▶ _Exercise brief_
Retype the material that follows, keeping every word as it is.

▶ _Given information_
___
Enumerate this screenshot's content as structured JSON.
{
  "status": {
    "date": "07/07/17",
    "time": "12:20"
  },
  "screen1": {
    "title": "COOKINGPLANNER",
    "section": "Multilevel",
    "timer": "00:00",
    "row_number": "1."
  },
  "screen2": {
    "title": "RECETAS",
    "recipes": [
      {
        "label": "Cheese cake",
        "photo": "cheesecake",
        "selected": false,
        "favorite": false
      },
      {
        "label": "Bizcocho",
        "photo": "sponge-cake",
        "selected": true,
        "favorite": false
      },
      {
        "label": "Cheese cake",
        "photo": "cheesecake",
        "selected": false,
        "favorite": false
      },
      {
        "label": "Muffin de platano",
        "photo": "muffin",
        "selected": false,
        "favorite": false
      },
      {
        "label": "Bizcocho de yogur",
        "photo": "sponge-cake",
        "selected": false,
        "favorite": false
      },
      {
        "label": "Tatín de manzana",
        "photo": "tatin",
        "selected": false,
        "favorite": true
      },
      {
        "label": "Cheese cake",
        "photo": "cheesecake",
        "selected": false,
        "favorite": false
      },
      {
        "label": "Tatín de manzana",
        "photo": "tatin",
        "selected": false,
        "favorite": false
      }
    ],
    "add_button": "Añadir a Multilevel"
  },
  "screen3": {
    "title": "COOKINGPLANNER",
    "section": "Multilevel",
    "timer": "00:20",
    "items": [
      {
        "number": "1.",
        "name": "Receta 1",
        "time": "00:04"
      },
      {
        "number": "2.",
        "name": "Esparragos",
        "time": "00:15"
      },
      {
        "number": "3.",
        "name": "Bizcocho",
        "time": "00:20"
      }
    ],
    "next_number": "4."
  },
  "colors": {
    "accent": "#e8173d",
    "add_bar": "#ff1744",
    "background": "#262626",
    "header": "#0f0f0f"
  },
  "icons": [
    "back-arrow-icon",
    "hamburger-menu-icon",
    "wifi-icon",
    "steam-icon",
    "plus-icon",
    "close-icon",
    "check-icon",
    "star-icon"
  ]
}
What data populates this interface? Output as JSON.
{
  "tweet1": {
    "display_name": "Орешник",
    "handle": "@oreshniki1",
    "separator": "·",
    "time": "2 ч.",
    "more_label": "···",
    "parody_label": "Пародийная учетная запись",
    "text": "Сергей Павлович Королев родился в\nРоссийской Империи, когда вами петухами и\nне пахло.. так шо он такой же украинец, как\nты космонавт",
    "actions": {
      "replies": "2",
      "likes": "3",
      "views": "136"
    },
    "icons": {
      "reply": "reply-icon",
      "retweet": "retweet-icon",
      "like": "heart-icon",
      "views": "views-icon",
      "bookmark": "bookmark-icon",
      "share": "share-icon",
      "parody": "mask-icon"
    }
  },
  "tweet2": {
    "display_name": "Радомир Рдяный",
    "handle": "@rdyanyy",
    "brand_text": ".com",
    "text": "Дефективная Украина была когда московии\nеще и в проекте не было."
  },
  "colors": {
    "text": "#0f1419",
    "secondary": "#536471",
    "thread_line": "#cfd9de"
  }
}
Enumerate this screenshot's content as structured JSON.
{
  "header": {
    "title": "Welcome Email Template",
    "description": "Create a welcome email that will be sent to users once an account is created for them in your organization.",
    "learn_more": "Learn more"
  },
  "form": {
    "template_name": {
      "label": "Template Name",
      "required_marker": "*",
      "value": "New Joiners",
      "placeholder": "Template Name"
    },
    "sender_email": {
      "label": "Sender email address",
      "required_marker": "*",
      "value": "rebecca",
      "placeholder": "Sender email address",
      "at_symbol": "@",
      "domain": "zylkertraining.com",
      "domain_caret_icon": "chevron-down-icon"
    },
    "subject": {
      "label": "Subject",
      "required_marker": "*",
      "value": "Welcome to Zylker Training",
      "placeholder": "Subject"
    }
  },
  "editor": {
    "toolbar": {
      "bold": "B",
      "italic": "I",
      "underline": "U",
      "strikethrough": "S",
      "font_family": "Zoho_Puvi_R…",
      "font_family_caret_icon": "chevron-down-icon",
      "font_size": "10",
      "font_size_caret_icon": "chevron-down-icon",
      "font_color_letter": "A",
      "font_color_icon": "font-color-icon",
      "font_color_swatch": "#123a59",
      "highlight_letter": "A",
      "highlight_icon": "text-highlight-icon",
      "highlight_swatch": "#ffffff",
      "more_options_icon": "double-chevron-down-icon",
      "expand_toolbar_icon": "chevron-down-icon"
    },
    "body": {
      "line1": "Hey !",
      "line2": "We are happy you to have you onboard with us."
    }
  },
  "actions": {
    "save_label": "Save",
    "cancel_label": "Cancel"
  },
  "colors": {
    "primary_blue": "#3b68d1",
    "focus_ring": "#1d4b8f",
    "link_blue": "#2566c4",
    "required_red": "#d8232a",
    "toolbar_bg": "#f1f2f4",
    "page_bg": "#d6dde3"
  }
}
___
▶ _Full response_
Enumerate this screenshot's content as structured JSON.
{
  "status": {
    "date": "07/07/17",
    "time": "12:20"
  },
  "screen1": {
    "title": "COOKINGPLANNER",
    "section": "Multilevel",
    "timer": "00:00",
    "row_number": "1."
  },
  "screen2": {
    "title": "RECETAS",
    "recipes": [
      {
        "label": "Cheese cake",
        "photo": "cheesecake",
        "selected": false,
        "favorite": false
      },
      {
        "label": "Bizcocho",
        "photo": "sponge-cake",
        "selected": true,
        "favorite": false
      },
      {
        "label": "Cheese cake",
        "photo": "cheesecake",
        "selected": false,
        "favorite": false
      },
      {
        "label": "Muffin de platano",
        "photo": "muffin",
        "selected": false,
        "favorite": false
      },
      {
        "label": "Bizcocho de yogur",
        "photo": "sponge-cake",
        "selected": false,
        "favorite": false
      },
      {
        "label": "Tatín de manzana",
        "photo": "tatin",
        "selected": false,
        "favorite": true
      },
      {
        "label": "Cheese cake",
        "photo": "cheesecake",
        "selected": false,
        "favorite": false
      },
      {
        "label": "Tatín de manzana",
        "photo": "tatin",
        "selected": false,
        "favorite": false
      }
    ],
    "add_button": "Añadir a Multilevel"
  },
  "screen3": {
    "title": "COOKINGPLANNER",
    "section": "Multilevel",
    "timer": "00:20",
    "items": [
      {
        "number": "1.",
        "name": "Receta 1",
        "time": "00:04"
      },
      {
        "number": "2.",
        "name": "Esparragos",
        "time": "00:15"
      },
      {
        "number": "3.",
        "name": "Bizcocho",
        "time": "00:20"
      }
    ],
    "next_number": "4."
  },
  "colors": {
    "accent": "#e8173d",
    "add_bar": "#ff1744",
    "background": "#262626",
    "header": "#0f0f0f"
  },
  "icons": [
    "back-arrow-icon",
    "hamburger-menu-icon",
    "wifi-icon",
    "steam-icon",
    "plus-icon",
    "close-icon",
    "check-icon",
    "star-icon"
  ]
}
What data populates this interface? Output as JSON.
{
  "tweet1": {
    "display_name": "Орешник",
    "handle": "@oreshniki1",
    "separator": "·",
    "time": "2 ч.",
    "more_label": "···",
    "parody_label": "Пародийная учетная запись",
    "text": "Сергей Павлович Королев родился в\nРоссийской Империи, когда вами петухами и\nне пахло.. так шо он такой же украинец, как\nты космонавт",
    "actions": {
      "replies": "2",
      "likes": "3",
      "views": "136"
    },
    "icons": {
      "reply": "reply-icon",
      "retweet": "retweet-icon",
      "like": "heart-icon",
      "views": "views-icon",
      "bookmark": "bookmark-icon",
      "share": "share-icon",
      "parody": "mask-icon"
    }
  },
  "tweet2": {
    "display_name": "Радомир Рдяный",
    "handle": "@rdyanyy",
    "brand_text": ".com",
    "text": "Дефективная Украина была когда московии\nеще и в проекте не было."
  },
  "colors": {
    "text": "#0f1419",
    "secondary": "#536471",
    "thread_line": "#cfd9de"
  }
}
Enumerate this screenshot's content as structured JSON.
{
  "header": {
    "title": "Welcome Email Template",
    "description": "Create a welcome email that will be sent to users once an account is created for them in your organization.",
    "learn_more": "Learn more"
  },
  "form": {
    "template_name": {
      "label": "Template Name",
      "required_marker": "*",
      "value": "New Joiners",
      "placeholder": "Template Name"
    },
    "sender_email": {
      "label": "Sender email address",
      "required_marker": "*",
      "value": "rebecca",
      "placeholder": "Sender email address",
      "at_symbol": "@",
      "domain": "zylkertraining.com",
      "domain_caret_icon": "chevron-down-icon"
    },
    "subject": {
      "label": "Subject",
      "required_marker": "*",
      "value": "Welcome to Zylker Training",
      "placeholder": "Subject"
    }
  },
  "editor": {
    "toolbar": {
      "bold": "B",
      "italic": "I",
      "underline": "U",
      "strikethrough": "S",
      "font_family": "Zoho_Puvi_R…",
      "font_family_caret_icon": "chevron-down-icon",
      "font_size": "10",
      "font_size_caret_icon": "chevron-down-icon",
      "font_color_letter": "A",
      "font_color_icon": "font-color-icon",
      "font_color_swatch": "#123a59",
      "highlight_letter": "A",
      "highlight_icon": "text-highlight-icon",
      "highlight_swatch": "#ffffff",
      "more_options_icon": "double-chevron-down-icon",
      "expand_toolbar_icon": "chevron-down-icon"
    },
    "body": {
      "line1": "Hey !",
      "line2": "We are happy you to have you onboard with us."
    }
  },
  "actions": {
    "save_label": "Save",
    "cancel_label": "Cancel"
  },
  "colors": {
    "primary_blue": "#3b68d1",
    "focus_ring": "#1d4b8f",
    "link_blue": "#2566c4",
    "required_red": "#d8232a",
    "toolbar_bg": "#f1f2f4",
    "page_bg": "#d6dde3"
  }
}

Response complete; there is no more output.